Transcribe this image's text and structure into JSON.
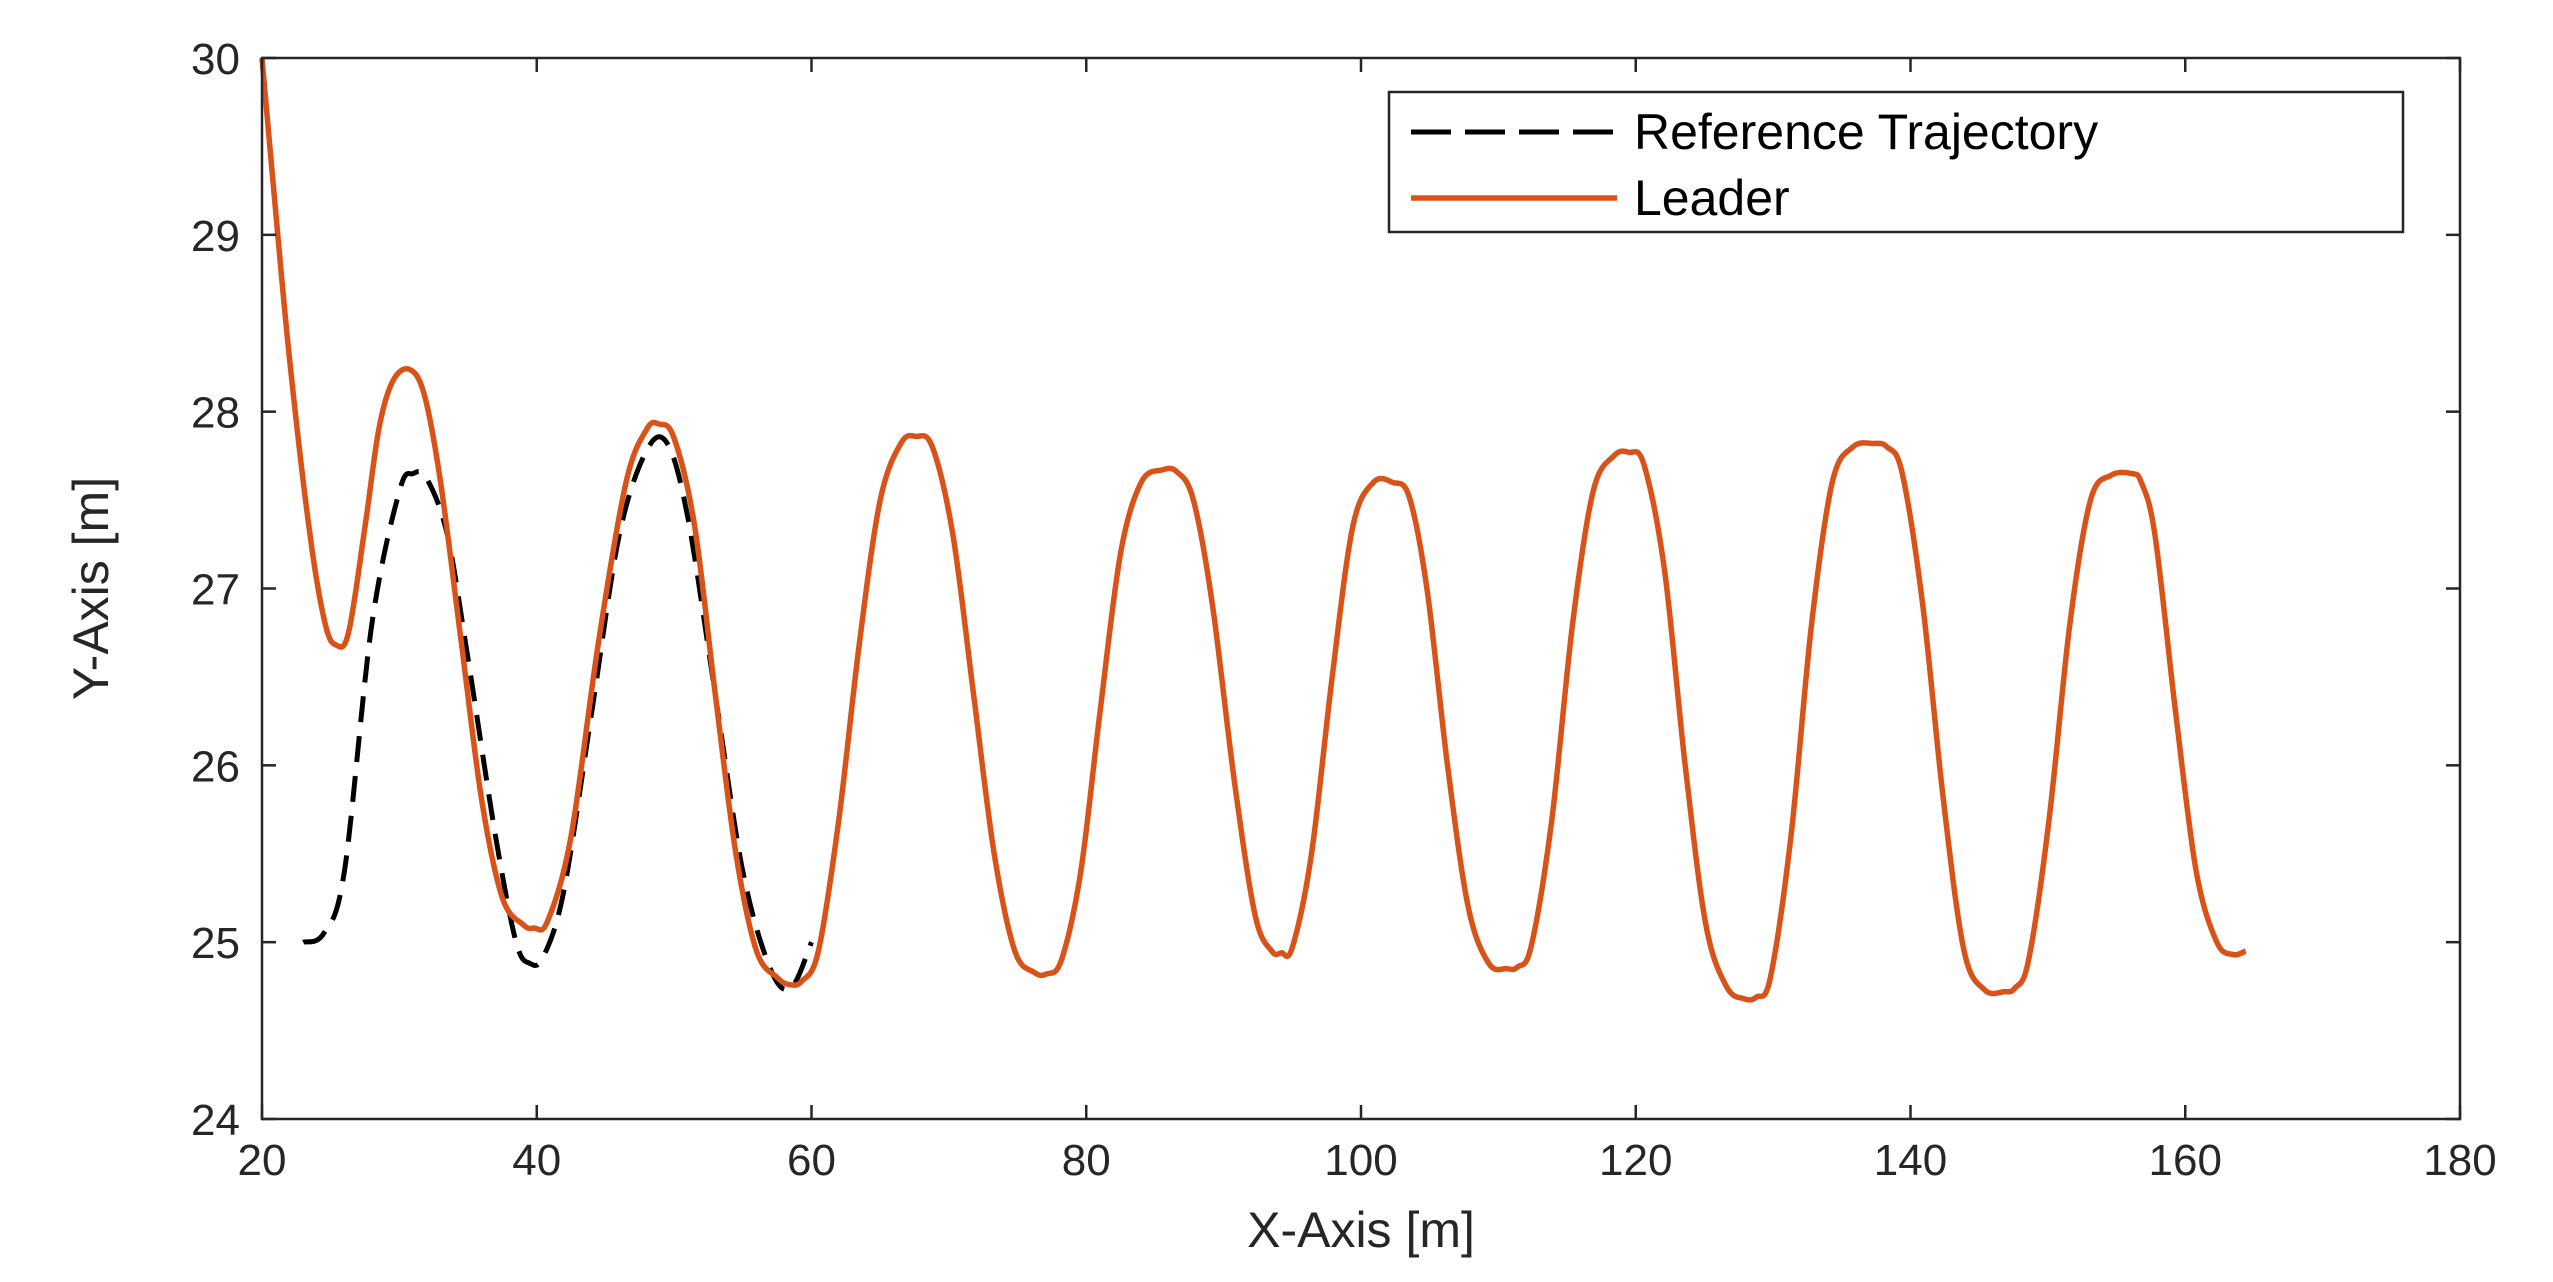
{
  "chart_data": {
    "type": "line",
    "title": "",
    "xlabel": "X-Axis [m]",
    "ylabel": "Y-Axis [m]",
    "xlim": [
      20,
      180
    ],
    "ylim": [
      24,
      30
    ],
    "xticks": [
      "20",
      "40",
      "60",
      "80",
      "100",
      "120",
      "140",
      "160",
      "180"
    ],
    "yticks": [
      "24",
      "25",
      "26",
      "27",
      "28",
      "29",
      "30"
    ],
    "legend_location": "top-right",
    "series": [
      {
        "name": "Reference Trajectory",
        "style": "dashed",
        "color": "#000000",
        "x": [
          23,
          24.5,
          26,
          28,
          30,
          31,
          32,
          33.5,
          35,
          37,
          38.5,
          39.5,
          40.5,
          42,
          44,
          46,
          48,
          49.5,
          51,
          53,
          55,
          57,
          58.5,
          60
        ],
        "y": [
          25.0,
          25.05,
          25.4,
          26.8,
          27.55,
          27.65,
          27.62,
          27.3,
          26.6,
          25.6,
          25.0,
          24.88,
          24.92,
          25.3,
          26.3,
          27.3,
          27.78,
          27.82,
          27.4,
          26.4,
          25.4,
          24.85,
          24.74,
          25.0
        ]
      },
      {
        "name": "Leader",
        "style": "solid",
        "color": "#D95319",
        "x": [
          20,
          20.8,
          22,
          23.5,
          24.6,
          25.4,
          26.3,
          27.5,
          28.5,
          29.5,
          30.7,
          31.8,
          33,
          34.5,
          36,
          37.5,
          39,
          39.8,
          40.8,
          42.5,
          44.5,
          46.5,
          48,
          48.9,
          50,
          51.5,
          53,
          54.5,
          56,
          57.5,
          58.4,
          59.3,
          60.5,
          62,
          63.5,
          65,
          66.5,
          67.6,
          68.8,
          70.3,
          71.8,
          73.3,
          74.8,
          76.2,
          77.1,
          78.2,
          79.6,
          81,
          82.5,
          84,
          85.5,
          86.6,
          87.8,
          89.2,
          90.8,
          92.3,
          93.5,
          94.2,
          95,
          96.4,
          97.9,
          99.4,
          100.9,
          102.3,
          103.5,
          104.8,
          106.3,
          107.8,
          109.3,
          110.6,
          111.4,
          112.4,
          113.9,
          115.4,
          116.9,
          118.4,
          119.5,
          120.6,
          122.1,
          123.6,
          125.1,
          126.6,
          127.9,
          128.8,
          129.8,
          131.3,
          132.8,
          134.3,
          135.8,
          137.3,
          138.3,
          139.4,
          140.9,
          142.4,
          143.9,
          145.4,
          146.8,
          147.6,
          148.6,
          150.1,
          151.6,
          153.1,
          154.6,
          156.1,
          156.8,
          157.8,
          159.3,
          160.8,
          162.3,
          163.5,
          164.4
        ],
        "y": [
          30.0,
          29.3,
          28.3,
          27.3,
          26.8,
          26.68,
          26.75,
          27.35,
          27.9,
          28.17,
          28.24,
          28.1,
          27.6,
          26.7,
          25.8,
          25.25,
          25.1,
          25.08,
          25.12,
          25.6,
          26.7,
          27.6,
          27.9,
          27.93,
          27.85,
          27.35,
          26.4,
          25.5,
          24.95,
          24.8,
          24.76,
          24.78,
          24.95,
          25.7,
          26.7,
          27.5,
          27.82,
          27.86,
          27.8,
          27.3,
          26.4,
          25.5,
          24.95,
          24.83,
          24.82,
          24.9,
          25.4,
          26.3,
          27.2,
          27.6,
          27.67,
          27.66,
          27.5,
          26.9,
          25.9,
          25.15,
          24.95,
          24.94,
          24.97,
          25.5,
          26.5,
          27.35,
          27.6,
          27.6,
          27.52,
          27.0,
          26.0,
          25.2,
          24.88,
          24.85,
          24.86,
          24.98,
          25.7,
          26.8,
          27.55,
          27.75,
          27.77,
          27.7,
          27.1,
          26.0,
          25.1,
          24.75,
          24.68,
          24.69,
          24.8,
          25.6,
          26.8,
          27.6,
          27.8,
          27.82,
          27.8,
          27.65,
          26.9,
          25.8,
          24.95,
          24.73,
          24.72,
          24.74,
          24.9,
          25.7,
          26.8,
          27.5,
          27.64,
          27.65,
          27.6,
          27.3,
          26.3,
          25.4,
          25.0,
          24.93,
          24.95
        ]
      }
    ]
  }
}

★ ★ ★ ★ ★ ★ ★

* PROBLEM DESCRIPTION:
Copy each line of the data above that holds "name".

* COMPLETED EXERCISE:
        "name": "Reference Trajectory",
        "name": "Leader",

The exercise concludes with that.